### [To do]
Show all lines from the data that include the word "является".

Source records:
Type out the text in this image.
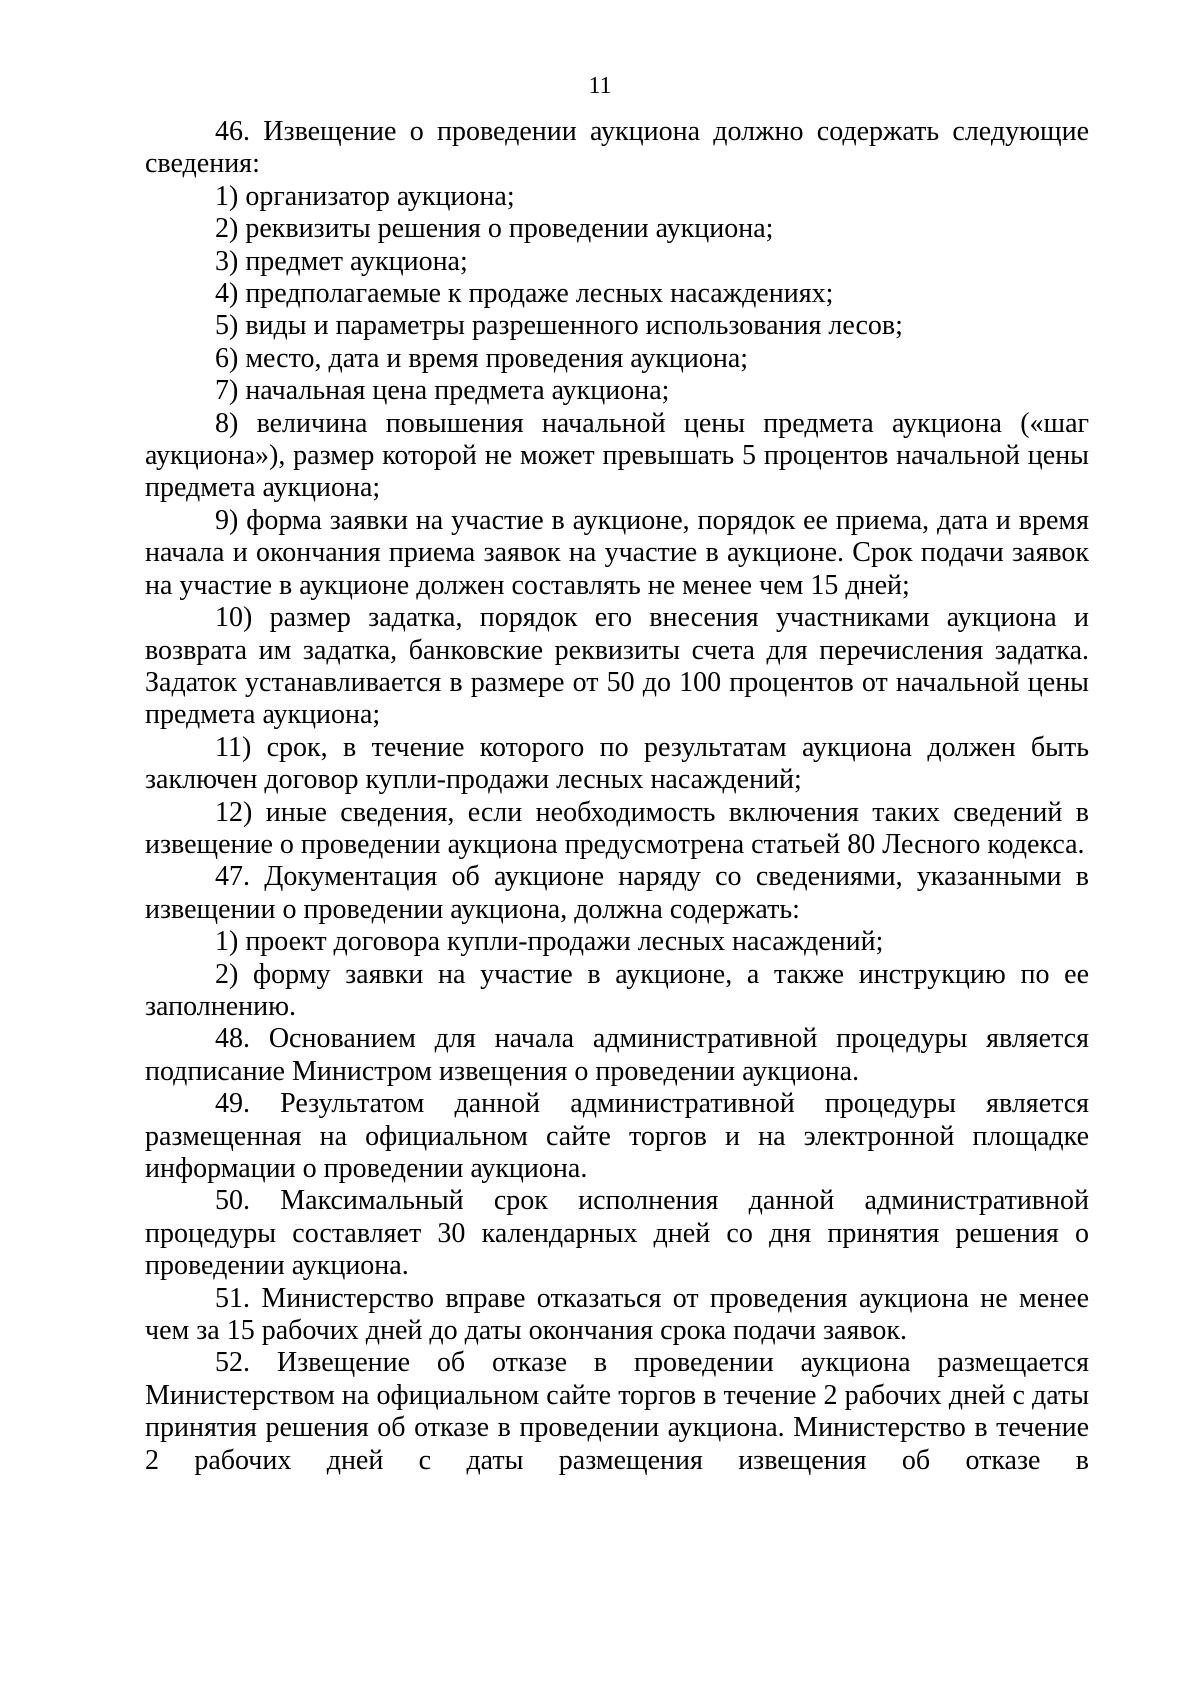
11

46. Извещение о проведении аукциона должно содержать следующие сведения:

1) организатор аукциона;

2) реквизиты решения о проведении аукциона;

3) предмет аукциона;

4) предполагаемые к продаже лесных насаждениях;

5) виды и параметры разрешенного использования лесов;

6) место, дата и время проведения аукциона;

7) начальная цена предмета аукциона;

8) величина повышения начальной цены предмета аукциона («шаг аукциона»), размер которой не может превышать 5 процентов начальной цены предмета аукциона;

9) форма заявки на участие в аукционе, порядок ее приема, дата и время начала и окончания приема заявок на участие в аукционе. Срок подачи заявок на участие в аукционе должен составлять не менее чем 15 дней;

10) размер задатка, порядок его внесения участниками аукциона и возврата им задатка, банковские реквизиты счета для перечисления задатка. Задаток устанавливается в размере от 50 до 100 процентов от начальной цены предмета аукциона;

11) срок, в течение которого по результатам аукциона должен быть заключен договор купли-продажи лесных насаждений;

12) иные сведения, если необходимость включения таких сведений в извещение о проведении аукциона предусмотрена статьей 80 Лесного кодекса.

47. Документация об аукционе наряду со сведениями, указанными в извещении о проведении аукциона, должна содержать:

1) проект договора купли-продажи лесных насаждений;

2) форму заявки на участие в аукционе, а также инструкцию по ее заполнению.

48. Основанием для начала административной процедуры является подписание Министром извещения о проведении аукциона.

49. Результатом данной административной процедуры является размещенная на официальном сайте торгов и на электронной площадке информации о проведении аукциона.

50. Максимальный срок исполнения данной административной процедуры составляет 30 календарных дней со дня принятия решения о проведении аукциона.

51. Министерство вправе отказаться от проведения аукциона не менее чем за 15 рабочих дней до даты окончания срока подачи заявок.

52. Извещение об отказе в проведении аукциона размещается Министерством на официальном сайте торгов в течение 2 рабочих дней с даты принятия решения об отказе в проведении аукциона. Министерство в течение 2 рабочих дней с даты размещения извещения об отказе в
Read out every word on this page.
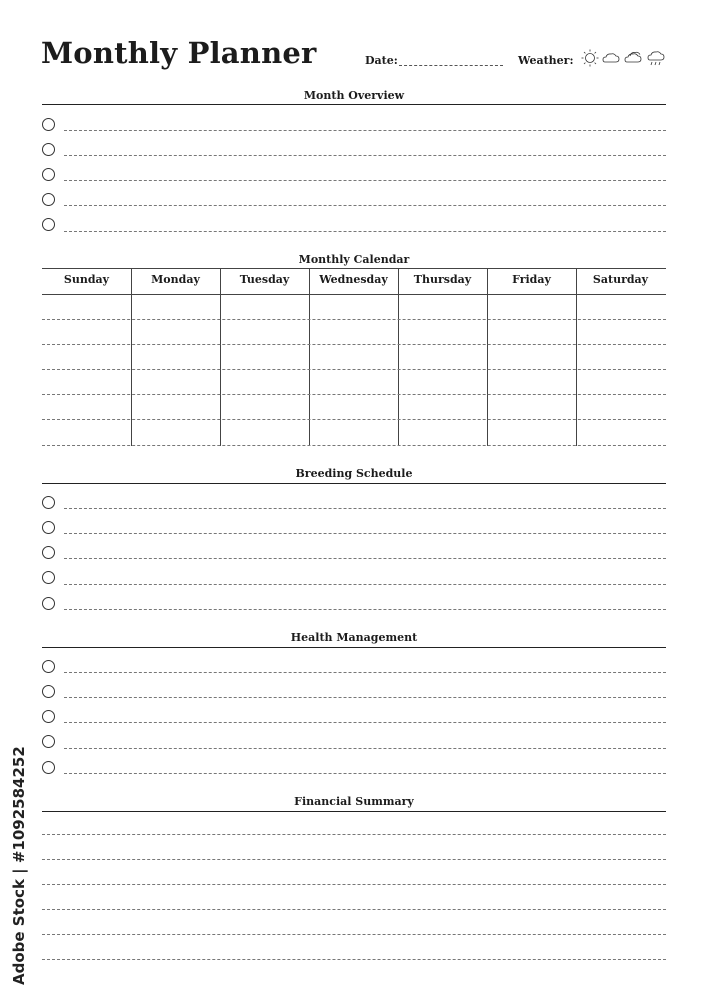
Monthly Planner	Date:	Weather:
Month Overview
Monthly Calendar
Sunday	Monday	Tuesday	Wednesday	Thursday	Friday	Saturday
Breeding Schedule
Health Management
Financial Summary
Adobe Stock | #1092584252
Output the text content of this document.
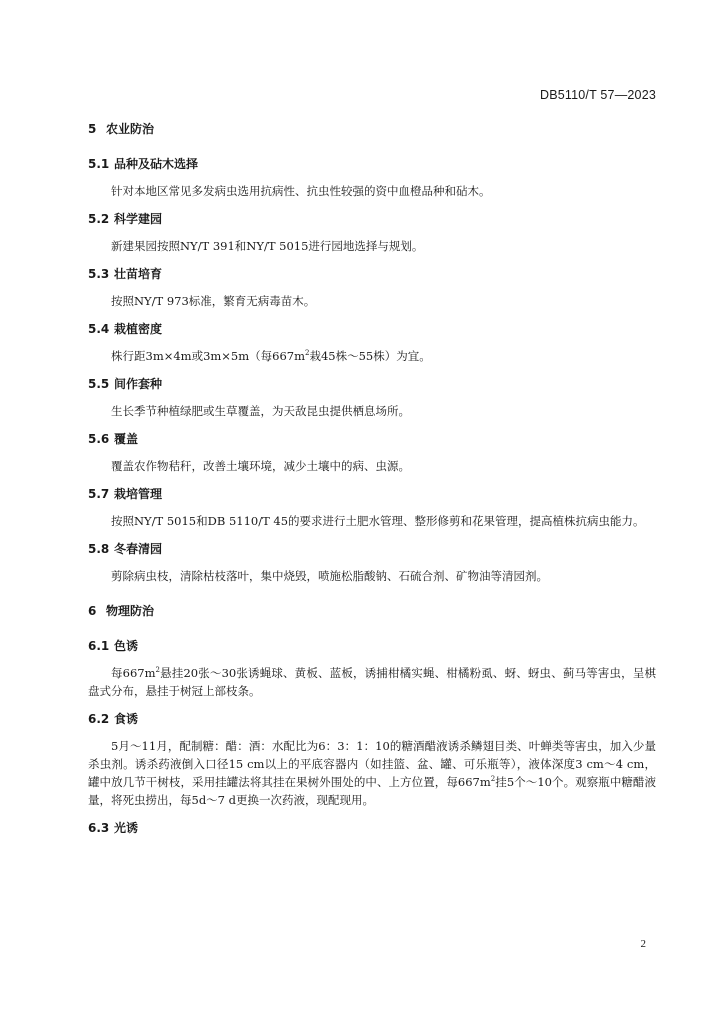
DB5110/T 57—2023
5 农业防治
5.1 品种及砧木选择
针对本地区常见多发病虫选用抗病性、抗虫性较强的资中血橙品种和砧木。
5.2 科学建园
新建果园按照NY/T 391和NY/T 5015进行园地选择与规划。
5.3 壮苗培育
按照NY/T 973标准，繁育无病毒苗木。
5.4 栽植密度
株行距3m×4m或3m×5m（每$667m^2$栽45株～55株）为宜。
5.5 间作套种
生长季节种植绿肥或生草覆盖，为天敌昆虫提供栖息场所。
5.6 覆盖
覆盖农作物秸秆，改善土壤环境，减少土壤中的病、虫源。
5.7 栽培管理
按照NY/T 5015和DB 5110/T 45的要求进行土肥水管理、整形修剪和花果管理，提高植株抗病虫能力。
5.8 冬春清园
剪除病虫枝，清除枯枝落叶，集中烧毁，喷施松脂酸钠、石硫合剂、矿物油等清园剂。
6 物理防治
6.1 色诱
每$667m^2$悬挂20张～30张诱蝇球、黄板、蓝板，诱捕柑橘实蝇、柑橘粉虱、蚜、蚜虫、蓟马等害虫，呈棋盘式分布，悬挂于树冠上部枝条。
6.2 食诱
5月～11月，配制糖：醋：酒：水配比为6：3：1：10的糖酒醋液诱杀鳞翅目类、叶蝉类等害虫，加入少量杀虫剂。诱杀药液倒入口径15 cm以上的平底容器内（如挂篮、盆、罐、可乐瓶等），液体深度3 cm～4 cm，罐中放几节干树枝，采用挂罐法将其挂在果树外围处的中、上方位置，每$667m^2$挂5个～10个。观察瓶中糖醋液量，将死虫捞出，每5d～7 d更换一次药液，现配现用。
6.3 光诱
2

### [Result for this exercise]
48. Основанием для начала административной процедуры является подписание Министром извещения о проведении аукциона.
49. Результатом данной административной процедуры является размещенная на официальном сайте торгов и на электронной площадке информации о проведении аукциона.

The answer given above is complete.